++++ RECORDS FOR THIS EXERCISE
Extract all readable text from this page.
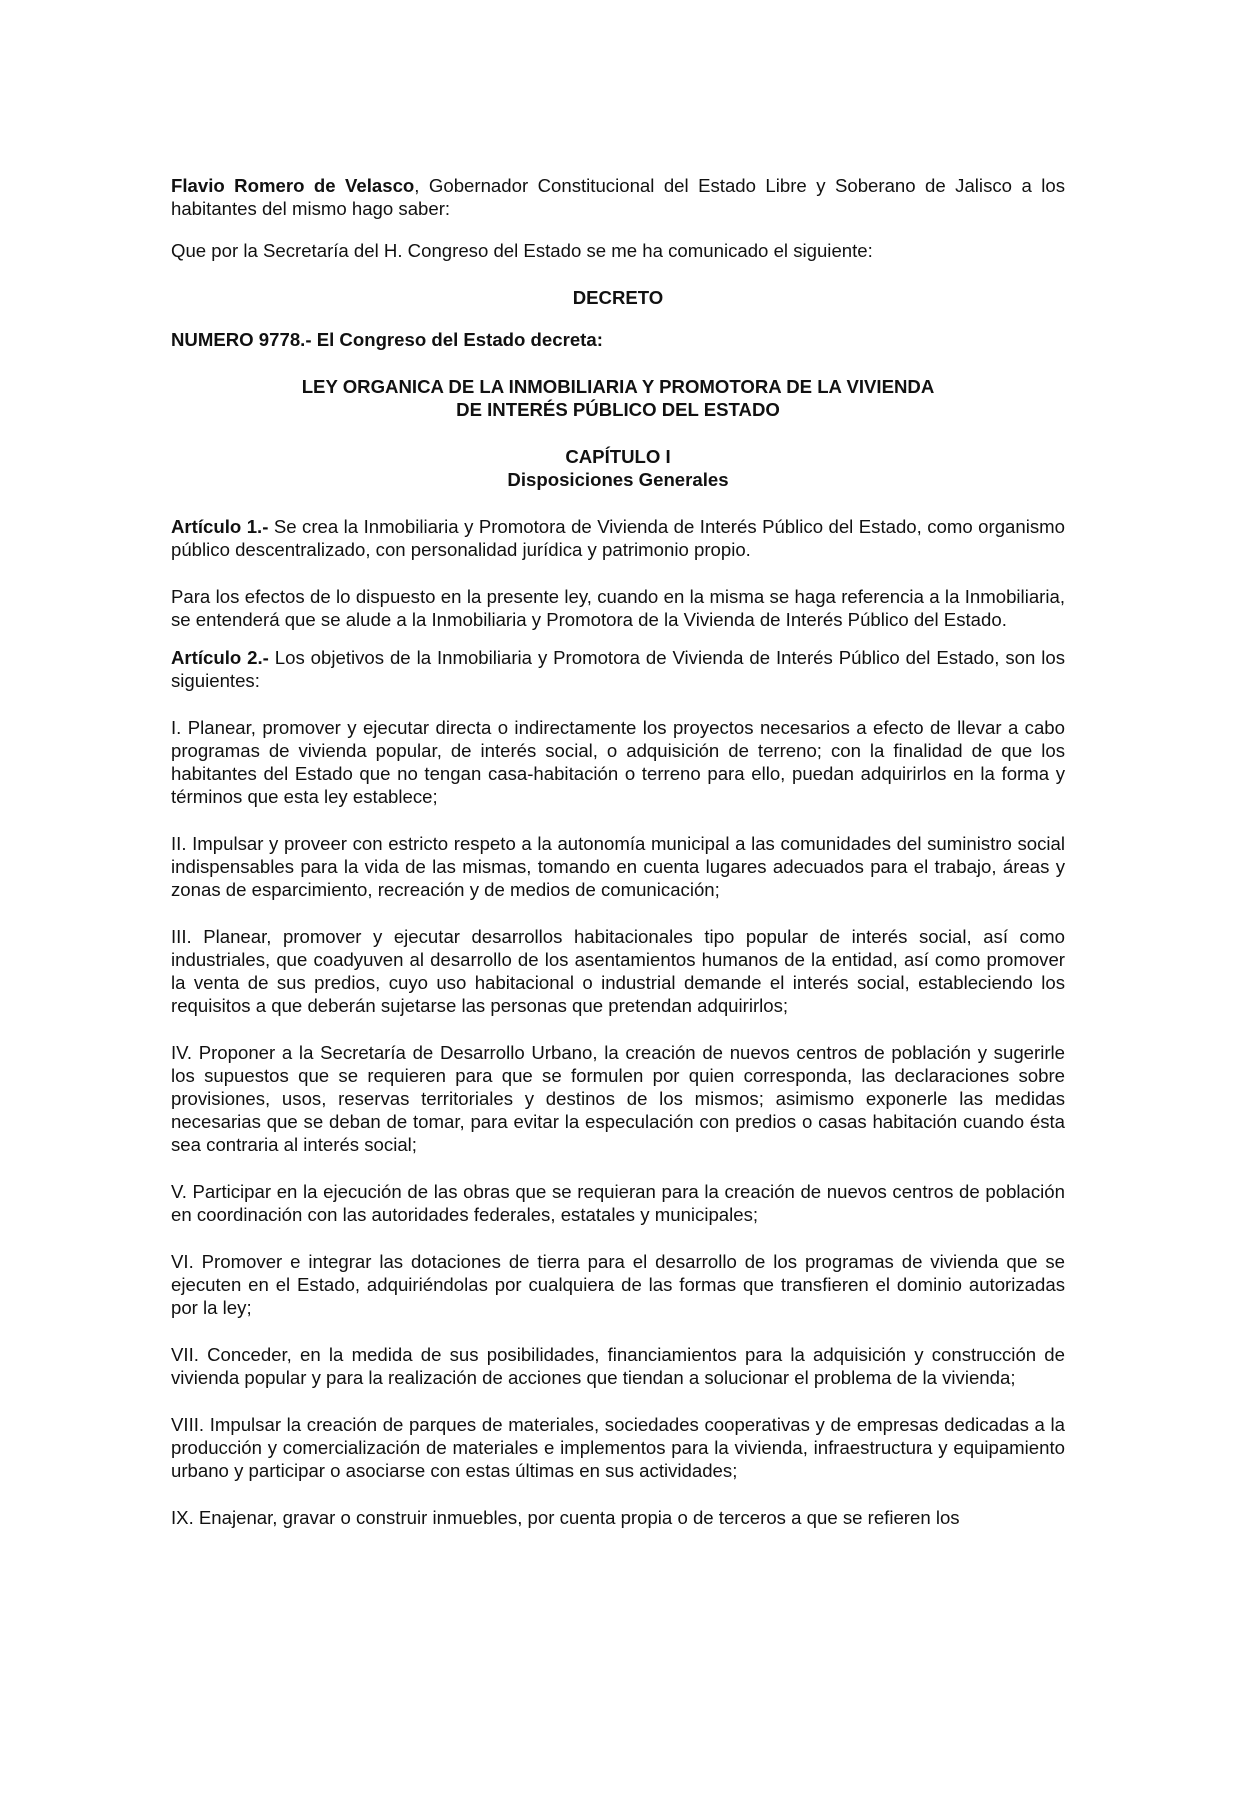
Flavio Romero de Velasco, Gobernador Constitucional del Estado Libre y Soberano de Jalisco a los habitantes del mismo hago saber:

Que por la Secretaría del H. Congreso del Estado se me ha comunicado el siguiente:

DECRETO

NUMERO 9778.- El Congreso del Estado decreta:

LEY ORGANICA DE LA INMOBILIARIA Y PROMOTORA DE LA VIVIENDA
DE INTERÉS PÚBLICO DEL ESTADO

CAPÍTULO I
Disposiciones Generales

Artículo 1.- Se crea la Inmobiliaria y Promotora de Vivienda de Interés Público del Estado, como organismo público descentralizado, con personalidad jurídica y patrimonio propio.

Para los efectos de lo dispuesto en la presente ley, cuando en la misma se haga referencia a la Inmobiliaria, se entenderá que se alude a la Inmobiliaria y Promotora de la Vivienda de Interés Público del Estado.

Artículo 2.- Los objetivos de la Inmobiliaria y Promotora de Vivienda de Interés Público del Estado, son los siguientes:

I. Planear, promover y ejecutar directa o indirectamente los proyectos necesarios a efecto de llevar a cabo programas de vivienda popular, de interés social, o adquisición de terreno; con la finalidad de que los habitantes del Estado que no tengan casa-habitación o terreno para ello, puedan adquirirlos en la forma y términos que esta ley establece;

II. Impulsar y proveer con estricto respeto a la autonomía municipal a las comunidades del suministro social indispensables para la vida de las mismas, tomando en cuenta lugares adecuados para el trabajo, áreas y zonas de esparcimiento, recreación y de medios de comunicación;

III. Planear, promover y ejecutar desarrollos habitacionales tipo popular de interés social, así como industriales, que coadyuven al desarrollo de los asentamientos humanos de la entidad, así como promover la venta de sus predios, cuyo uso habitacional o industrial demande el interés social, estableciendo los requisitos a que deberán sujetarse las personas que pretendan adquirirlos;

IV. Proponer a la Secretaría de Desarrollo Urbano, la creación de nuevos centros de población y sugerirle los supuestos que se requieren para que se formulen por quien corresponda, las declaraciones sobre provisiones, usos, reservas territoriales y destinos de los mismos; asimismo exponerle las medidas necesarias que se deban de tomar, para evitar la especulación con predios o casas habitación cuando ésta sea contraria al interés social;

V. Participar en la ejecución de las obras que se requieran para la creación de nuevos centros de población en coordinación con las autoridades federales, estatales y municipales;

VI. Promover e integrar las dotaciones de tierra para el desarrollo de los programas de vivienda que se ejecuten en el Estado, adquiriéndolas por cualquiera de las formas que transfieren el dominio autorizadas por la ley;

VII. Conceder, en la medida de sus posibilidades, financiamientos para la adquisición y construcción de vivienda popular y para la realización de acciones que tiendan a solucionar el problema de la vivienda;

VIII. Impulsar la creación de parques de materiales, sociedades cooperativas y de empresas dedicadas a la producción y comercialización de materiales e implementos para la vivienda, infraestructura y equipamiento urbano y participar o asociarse con estas últimas en sus actividades;

IX. Enajenar, gravar o construir inmuebles, por cuenta propia o de terceros a que se refieren los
++++++++
__GIVEN TASK__. Using the records above, list each line that includes "ejecutar".

__SOLUTION FOR THIS EXERCISE__.
I. Planear, promover y ejecutar directa o indirectamente los proyectos necesarios a efecto de llevar a cabo programas de vivienda popular, de interés social, o adquisición de terreno; con la finalidad de que los habitantes del Estado que no tengan casa-habitación o terreno para ello, puedan adquirirlos en la forma y términos que esta ley establece;
III. Planear, promover y ejecutar desarrollos habitacionales tipo popular de interés social, así como industriales, que coadyuven al desarrollo de los asentamientos humanos de la entidad, así como promover la venta de sus predios, cuyo uso habitacional o industrial demande el interés social, estableciendo los requisitos a que deberán sujetarse las personas que pretendan adquirirlos;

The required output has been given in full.